* BEGIN *

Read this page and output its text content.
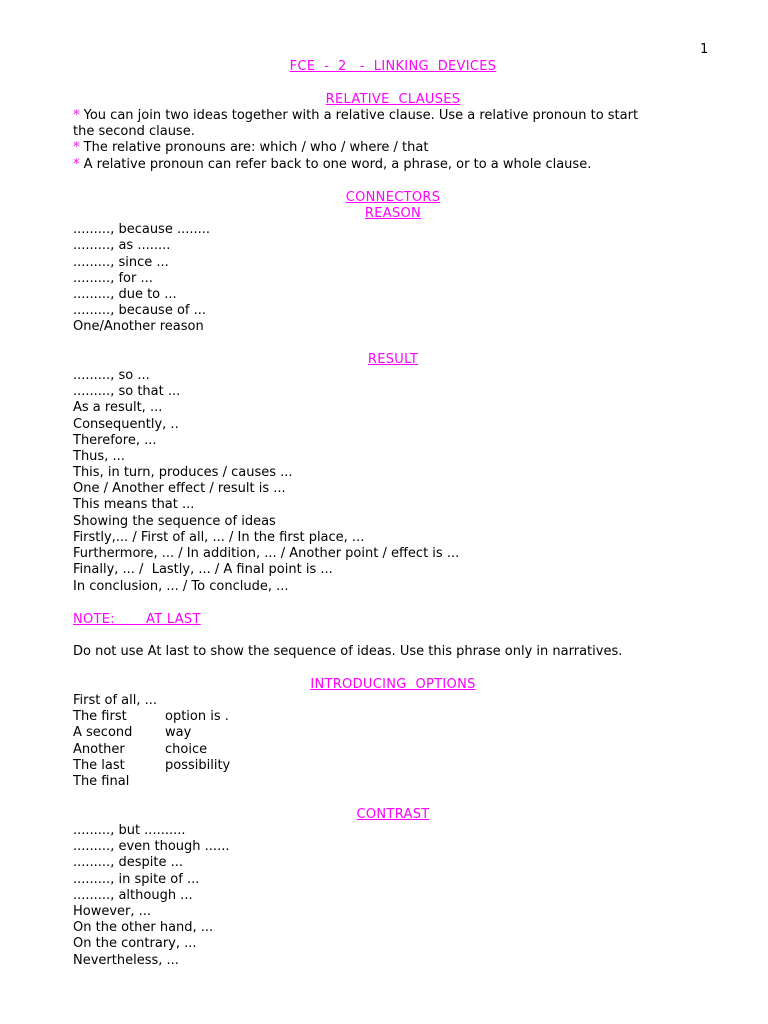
1
FCE  -  2   -  LINKING  DEVICES
RELATIVE  CLAUSES
* You can join two ideas together with a relative clause. Use a relative pronoun to start
the second clause.
* The relative pronouns are: which / who / where / that
* A relative pronoun can refer back to one word, a phrase, or to a whole clause.
CONNECTORS
REASON
........., because ........
........., as ........
........., since ...
........., for ...
........., due to ...
........., because of ...
One/Another reason
RESULT
........., so ...
........., so that ...
As a result, ...
Consequently, ..
Therefore, ...
Thus, ...
This, in turn, produces / causes ...
One / Another effect / result is ...
This means that ...
Showing the sequence of ideas
Firstly,... / First of all, ... / In the first place, ...
Furthermore, ... / In addition, ... / Another point / effect is ...
Finally, ... /  Lastly, ... / A final point is ...
In conclusion, ... / To conclude, ...
NOTE:       AT LAST
Do not use At last to show the sequence of ideas. Use this phrase only in narratives.
INTRODUCING  OPTIONS
First of all, ...
The first	option is .
A second	way
Another	choice
The last	possibility
The final
CONTRAST
........., but ..........
........., even though ......
........., despite ...
........., in spite of ...
........., although ...
However, ...
On the other hand, ...
On the contrary, ...
Nevertheless, ...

* END *

Repeat the material above in full and exactly, apart from the pictures.

Read this page and output its text content.
1
FCE  -  2   -  LINKING  DEVICES
RELATIVE  CLAUSES
* You can join two ideas together with a relative clause. Use a relative pronoun to start
the second clause.
* The relative pronouns are: which / who / where / that
* A relative pronoun can refer back to one word, a phrase, or to a whole clause.
CONNECTORS
REASON
........., because ........
........., as ........
........., since ...
........., for ...
........., due to ...
........., because of ...
One/Another reason
RESULT
........., so ...
........., so that ...
As a result, ...
Consequently, ..
Therefore, ...
Thus, ...
This, in turn, produces / causes ...
One / Another effect / result is ...
This means that ...
Showing the sequence of ideas
Firstly,... / First of all, ... / In the first place, ...
Furthermore, ... / In addition, ... / Another point / effect is ...
Finally, ... /  Lastly, ... / A final point is ...
In conclusion, ... / To conclude, ...
NOTE:       AT LAST
Do not use At last to show the sequence of ideas. Use this phrase only in narratives.
INTRODUCING  OPTIONS
First of all, ...
The first	option is .
A second	way
Another	choice
The last	possibility
The final
CONTRAST
........., but ..........
........., even though ......
........., despite ...
........., in spite of ...
........., although ...
However, ...
On the other hand, ...
On the contrary, ...
Nevertheless, ...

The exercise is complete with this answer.